**GOAL OF THE EXERCISE**
Leave out the images; return the rest of the data exactly.

Stored records:
──────

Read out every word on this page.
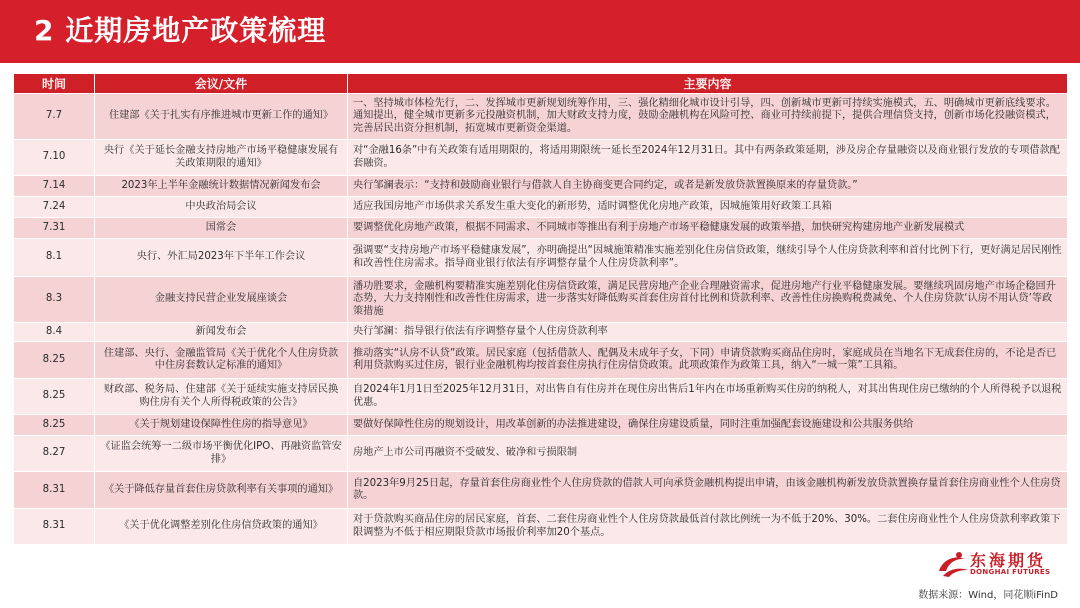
2 近期房地产政策梳理
时间	会议/文件	主要内容
7.7	住建部《关于扎实有序推进城市更新工作的通知》	一、坚持城市体检先行，二、发挥城市更新规划统筹作用，三、强化精细化城市设计引导，四、创新城市更新可持续实施模式，五、明确城市更新底线要求。通知提出，健全城市更新多元投融资机制，加大财政支持力度，鼓励金融机构在风险可控、商业可持续前提下，提供合理信贷支持，创新市场化投融资模式，完善居民出资分担机制，拓宽城市更新资金渠道。
7.10	央行《关于延长金融支持房地产市场平稳健康发展有关政策期限的通知》	对“金融16条”中有关政策有适用期限的，将适用期限统一延长至2024年12月31日。其中有两条政策延期，涉及房企存量融资以及商业银行发放的专项借款配套融资。
7.14	2023年上半年金融统计数据情况新闻发布会	央行邹澜表示：“支持和鼓励商业银行与借款人自主协商变更合同约定，或者是新发放贷款置换原来的存量贷款。”
7.24	中央政治局会议	适应我国房地产市场供求关系发生重大变化的新形势，适时调整优化房地产政策，因城施策用好政策工具箱
7.31	国常会	要调整优化房地产政策，根据不同需求、不同城市等推出有利于房地产市场平稳健康发展的政策举措，加快研究构建房地产业新发展模式
8.1	央行、外汇局2023年下半年工作会议	强调要“支持房地产市场平稳健康发展”，亦明确提出“因城施策精准实施差别化住房信贷政策，继续引导个人住房贷款利率和首付比例下行，更好满足居民刚性和改善性住房需求。指导商业银行依法有序调整存量个人住房贷款利率”。
8.3	金融支持民营企业发展座谈会	潘功胜要求，金融机构要精准实施差别化住房信贷政策，满足民营房地产企业合理融资需求，促进房地产行业平稳健康发展。要继续巩固房地产市场企稳回升态势，大力支持刚性和改善性住房需求，进一步落实好降低购买首套住房首付比例和贷款利率、改善性住房换购税费减免、个人住房贷款‘认房不用认贷’等政策措施
8.4	新闻发布会	央行邹澜：指导银行依法有序调整存量个人住房贷款利率
8.25	住建部、央行、金融监管局《关于优化个人住房贷款中住房套数认定标准的通知》	推动落实“认房不认贷”政策。居民家庭（包括借款人、配偶及未成年子女，下同）申请贷款购买商品住房时，家庭成员在当地名下无成套住房的，不论是否已利用贷款购买过住房，银行业金融机构均按首套住房执行住房信贷政策。此项政策作为政策工具，纳入“一城一策”工具箱。
8.25	财政部、税务局、住建部《关于延续实施支持居民换购住房有关个人所得税政策的公告》	自2024年1月1日至2025年12月31日，对出售自有住房并在现住房出售后1年内在市场重新购买住房的纳税人，对其出售现住房已缴纳的个人所得税予以退税优惠。
8.25	《关于规划建设保障性住房的指导意见》	要做好保障性住房的规划设计，用改革创新的办法推进建设，确保住房建设质量，同时注重加强配套设施建设和公共服务供给
8.27	《证监会统筹一二级市场平衡优化IPO、再融资监管安排》	房地产上市公司再融资不受破发、破净和亏损限制
8.31	《关于降低存量首套住房贷款利率有关事项的通知》	自2023年9月25日起，存量首套住房商业性个人住房贷款的借款人可向承贷金融机构提出申请，由该金融机构新发放贷款置换存量首套住房商业性个人住房贷款。
8.31	《关于优化调整差别化住房信贷政策的通知》	对于贷款购买商品住房的居民家庭，首套、二套住房商业性个人住房贷款最低首付款比例统一为不低于20%、30%。二套住房商业性个人住房贷款利率政策下限调整为不低于相应期限贷款市场报价利率加20个基点。
东海期货
DONGHAI FUTURES
数据来源：Wind，同花顺iFinD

──────

**FINISHED EXERCISE**
Read out every word on this page.
2 近期房地产政策梳理
时间	会议/文件	主要内容
7.7	住建部《关于扎实有序推进城市更新工作的通知》	一、坚持城市体检先行，二、发挥城市更新规划统筹作用，三、强化精细化城市设计引导，四、创新城市更新可持续实施模式，五、明确城市更新底线要求。通知提出，健全城市更新多元投融资机制，加大财政支持力度，鼓励金融机构在风险可控、商业可持续前提下，提供合理信贷支持，创新市场化投融资模式，完善居民出资分担机制，拓宽城市更新资金渠道。
7.10	央行《关于延长金融支持房地产市场平稳健康发展有关政策期限的通知》	对“金融16条”中有关政策有适用期限的，将适用期限统一延长至2024年12月31日。其中有两条政策延期，涉及房企存量融资以及商业银行发放的专项借款配套融资。
7.14	2023年上半年金融统计数据情况新闻发布会	央行邹澜表示：“支持和鼓励商业银行与借款人自主协商变更合同约定，或者是新发放贷款置换原来的存量贷款。”
7.24	中央政治局会议	适应我国房地产市场供求关系发生重大变化的新形势，适时调整优化房地产政策，因城施策用好政策工具箱
7.31	国常会	要调整优化房地产政策，根据不同需求、不同城市等推出有利于房地产市场平稳健康发展的政策举措，加快研究构建房地产业新发展模式
8.1	央行、外汇局2023年下半年工作会议	强调要“支持房地产市场平稳健康发展”，亦明确提出“因城施策精准实施差别化住房信贷政策，继续引导个人住房贷款利率和首付比例下行，更好满足居民刚性和改善性住房需求。指导商业银行依法有序调整存量个人住房贷款利率”。
8.3	金融支持民营企业发展座谈会	潘功胜要求，金融机构要精准实施差别化住房信贷政策，满足民营房地产企业合理融资需求，促进房地产行业平稳健康发展。要继续巩固房地产市场企稳回升态势，大力支持刚性和改善性住房需求，进一步落实好降低购买首套住房首付比例和贷款利率、改善性住房换购税费减免、个人住房贷款‘认房不用认贷’等政策措施
8.4	新闻发布会	央行邹澜：指导银行依法有序调整存量个人住房贷款利率
8.25	住建部、央行、金融监管局《关于优化个人住房贷款中住房套数认定标准的通知》	推动落实“认房不认贷”政策。居民家庭（包括借款人、配偶及未成年子女，下同）申请贷款购买商品住房时，家庭成员在当地名下无成套住房的，不论是否已利用贷款购买过住房，银行业金融机构均按首套住房执行住房信贷政策。此项政策作为政策工具，纳入“一城一策”工具箱。
8.25	财政部、税务局、住建部《关于延续实施支持居民换购住房有关个人所得税政策的公告》	自2024年1月1日至2025年12月31日，对出售自有住房并在现住房出售后1年内在市场重新购买住房的纳税人，对其出售现住房已缴纳的个人所得税予以退税优惠。
8.25	《关于规划建设保障性住房的指导意见》	要做好保障性住房的规划设计，用改革创新的办法推进建设，确保住房建设质量，同时注重加强配套设施建设和公共服务供给
8.27	《证监会统筹一二级市场平衡优化IPO、再融资监管安排》	房地产上市公司再融资不受破发、破净和亏损限制
8.31	《关于降低存量首套住房贷款利率有关事项的通知》	自2023年9月25日起，存量首套住房商业性个人住房贷款的借款人可向承贷金融机构提出申请，由该金融机构新发放贷款置换存量首套住房商业性个人住房贷款。
8.31	《关于优化调整差别化住房信贷政策的通知》	对于贷款购买商品住房的居民家庭，首套、二套住房商业性个人住房贷款最低首付款比例统一为不低于20%、30%。二套住房商业性个人住房贷款利率政策下限调整为不低于相应期限贷款市场报价利率加20个基点。
东海期货
DONGHAI FUTURES
数据来源：Wind，同花顺iFinD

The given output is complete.